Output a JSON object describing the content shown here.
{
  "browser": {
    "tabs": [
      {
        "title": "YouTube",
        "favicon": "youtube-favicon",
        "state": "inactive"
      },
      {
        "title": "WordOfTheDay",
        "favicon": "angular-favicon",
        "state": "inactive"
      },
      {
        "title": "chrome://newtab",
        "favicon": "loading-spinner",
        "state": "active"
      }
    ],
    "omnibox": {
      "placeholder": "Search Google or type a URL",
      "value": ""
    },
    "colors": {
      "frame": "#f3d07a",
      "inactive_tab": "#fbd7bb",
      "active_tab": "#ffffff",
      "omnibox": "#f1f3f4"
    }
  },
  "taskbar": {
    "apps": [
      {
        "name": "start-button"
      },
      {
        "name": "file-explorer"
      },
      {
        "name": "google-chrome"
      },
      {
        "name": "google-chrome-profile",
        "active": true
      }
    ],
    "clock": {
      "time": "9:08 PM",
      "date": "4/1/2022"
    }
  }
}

──────────────────────────────

Given request
Which lines above contain "favicon"? Show each of them.

Answer to this problem
        "favicon": "youtube-favicon",
        "favicon": "angular-favicon",
        "favicon": "loading-spinner",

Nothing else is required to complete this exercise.